▶ [GOAL OF THE EXERCISE] Provide an exact copy of the data, excluding the images.

***

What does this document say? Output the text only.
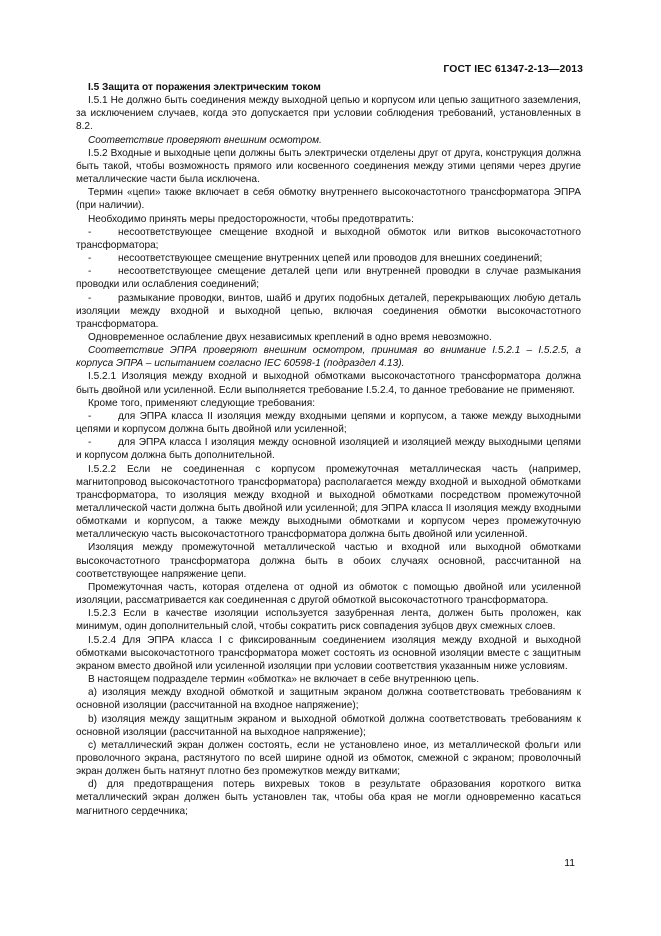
ГОСТ IEC 61347-2-13—2013

I.5 Защита от поражения электрическим током

I.5.1 Не должно быть соединения между выходной цепью и корпусом или цепью защитного заземления, за исключением случаев, когда это допускается при условии соблюдения требований, установленных в 8.2.

Соответствие проверяют внешним осмотром.

I.5.2 Входные и выходные цепи должны быть электрически отделены друг от друга, конструкция должна быть такой, чтобы возможность прямого или косвенного соединения между этими цепями через другие металлические части была исключена.

Термин «цепи» также включает в себя обмотку внутреннего высокочастотного трансформатора ЭПРА (при наличии).

Необходимо принять меры предосторожности, чтобы предотвратить:

-	несоответствующее смещение входной и выходной обмоток или витков высокочастотного трансформатора;

-	несоответствующее смещение внутренних цепей или проводов для внешних соединений;

-	несоответствующее смещение деталей цепи или внутренней проводки в случае размыкания проводки или ослабления соединений;

-	размыкание проводки, винтов, шайб и других подобных деталей, перекрывающих любую деталь изоляции между входной и выходной цепью, включая соединения обмотки высокочастотного трансформатора.

Одновременное ослабление двух независимых креплений в одно время невозможно.

Соответствие ЭПРА проверяют внешним осмотром, принимая во внимание I.5.2.1 – I.5.2.5, а корпуса ЭПРА – испытанием согласно IEC 60598-1 (подраздел 4.13).

I.5.2.1 Изоляция между входной и выходной обмотками высокочастотного трансформатора должна быть двойной или усиленной. Если выполняется требование I.5.2.4, то данное требование не применяют.

Кроме того, применяют следующие требования:

-	для ЭПРА класса II изоляция между входными цепями и корпусом, а также между выходными цепями и корпусом должна быть двойной или усиленной;

-	для ЭПРА класса I изоляция между основной изоляцией и изоляцией между выходными цепями и корпусом должна быть дополнительной.

I.5.2.2 Если не соединенная с корпусом промежуточная металлическая часть (например, магнитопровод высокочастотного трансформатора) располагается между входной и выходной обмотками трансформатора, то изоляция между входной и выходной обмотками посредством промежуточной металлической части должна быть двойной или усиленной; для ЭПРА класса II изоляция между входными обмотками и корпусом, а также между выходными обмотками и корпусом через промежуточную металлическую часть высокочастотного трансформатора должна быть двойной или усиленной.

Изоляция между промежуточной металлической частью и входной или выходной обмотками высокочастотного трансформатора должна быть в обоих случаях основной, рассчитанной на соответствующее напряжение цепи.

Промежуточная часть, которая отделена от одной из обмоток с помощью двойной или усиленной изоляции, рассматривается как соединенная с другой обмоткой высокочастотного трансформатора.

I.5.2.3 Если в качестве изоляции используется зазубренная лента, должен быть проложен, как минимум, один дополнительный слой, чтобы сократить риск совпадения зубцов двух смежных слоев.

I.5.2.4 Для ЭПРА класса I с фиксированным соединением изоляция между входной и выходной обмотками высокочастотного трансформатора может состоять из основной изоляции вместе с защитным экраном вместо двойной или усиленной изоляции при условии соответствия указанным ниже условиям.

В настоящем подразделе термин «обмотка» не включает в себе внутреннюю цепь.

а) изоляция между входной обмоткой и защитным экраном должна соответствовать требованиям к основной изоляции (рассчитанной на входное напряжение);

b) изоляция между защитным экраном и выходной обмоткой должна соответствовать требованиям к основной изоляции (рассчитанной на выходное напряжение);

c) металлический экран должен состоять, если не установлено иное, из металлической фольги или проволочного экрана, растянутого по всей ширине одной из обмоток, смежной с экраном; проволочный экран должен быть натянут плотно без промежутков между витками;

d) для предотвращения потерь вихревых токов в результате образования короткого витка металлический экран должен быть установлен так, чтобы оба края не могли одновременно касаться магнитного сердечника;

11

***

▶ [COMPLETE RESPONSE]
What does this document say? Output the text only.
ГОСТ IEC 61347-2-13—2013

I.5 Защита от поражения электрическим током

I.5.1 Не должно быть соединения между выходной цепью и корпусом или цепью защитного заземления, за исключением случаев, когда это допускается при условии соблюдения требований, установленных в 8.2.

Соответствие проверяют внешним осмотром.

I.5.2 Входные и выходные цепи должны быть электрически отделены друг от друга, конструкция должна быть такой, чтобы возможность прямого или косвенного соединения между этими цепями через другие металлические части была исключена.

Термин «цепи» также включает в себя обмотку внутреннего высокочастотного трансформатора ЭПРА (при наличии).

Необходимо принять меры предосторожности, чтобы предотвратить:

-	несоответствующее смещение входной и выходной обмоток или витков высокочастотного трансформатора;

-	несоответствующее смещение внутренних цепей или проводов для внешних соединений;

-	несоответствующее смещение деталей цепи или внутренней проводки в случае размыкания проводки или ослабления соединений;

-	размыкание проводки, винтов, шайб и других подобных деталей, перекрывающих любую деталь изоляции между входной и выходной цепью, включая соединения обмотки высокочастотного трансформатора.

Одновременное ослабление двух независимых креплений в одно время невозможно.

Соответствие ЭПРА проверяют внешним осмотром, принимая во внимание I.5.2.1 – I.5.2.5, а корпуса ЭПРА – испытанием согласно IEC 60598-1 (подраздел 4.13).

I.5.2.1 Изоляция между входной и выходной обмотками высокочастотного трансформатора должна быть двойной или усиленной. Если выполняется требование I.5.2.4, то данное требование не применяют.

Кроме того, применяют следующие требования:

-	для ЭПРА класса II изоляция между входными цепями и корпусом, а также между выходными цепями и корпусом должна быть двойной или усиленной;

-	для ЭПРА класса I изоляция между основной изоляцией и изоляцией между выходными цепями и корпусом должна быть дополнительной.

I.5.2.2 Если не соединенная с корпусом промежуточная металлическая часть (например, магнитопровод высокочастотного трансформатора) располагается между входной и выходной обмотками трансформатора, то изоляция между входной и выходной обмотками посредством промежуточной металлической части должна быть двойной или усиленной; для ЭПРА класса II изоляция между входными обмотками и корпусом, а также между выходными обмотками и корпусом через промежуточную металлическую часть высокочастотного трансформатора должна быть двойной или усиленной.

Изоляция между промежуточной металлической частью и входной или выходной обмотками высокочастотного трансформатора должна быть в обоих случаях основной, рассчитанной на соответствующее напряжение цепи.

Промежуточная часть, которая отделена от одной из обмоток с помощью двойной или усиленной изоляции, рассматривается как соединенная с другой обмоткой высокочастотного трансформатора.

I.5.2.3 Если в качестве изоляции используется зазубренная лента, должен быть проложен, как минимум, один дополнительный слой, чтобы сократить риск совпадения зубцов двух смежных слоев.

I.5.2.4 Для ЭПРА класса I с фиксированным соединением изоляция между входной и выходной обмотками высокочастотного трансформатора может состоять из основной изоляции вместе с защитным экраном вместо двойной или усиленной изоляции при условии соответствия указанным ниже условиям.

В настоящем подразделе термин «обмотка» не включает в себе внутреннюю цепь.

а) изоляция между входной обмоткой и защитным экраном должна соответствовать требованиям к основной изоляции (рассчитанной на входное напряжение);

b) изоляция между защитным экраном и выходной обмоткой должна соответствовать требованиям к основной изоляции (рассчитанной на выходное напряжение);

c) металлический экран должен состоять, если не установлено иное, из металлической фольги или проволочного экрана, растянутого по всей ширине одной из обмоток, смежной с экраном; проволочный экран должен быть натянут плотно без промежутков между витками;

d) для предотвращения потерь вихревых токов в результате образования короткого витка металлический экран должен быть установлен так, чтобы оба края не могли одновременно касаться магнитного сердечника;

11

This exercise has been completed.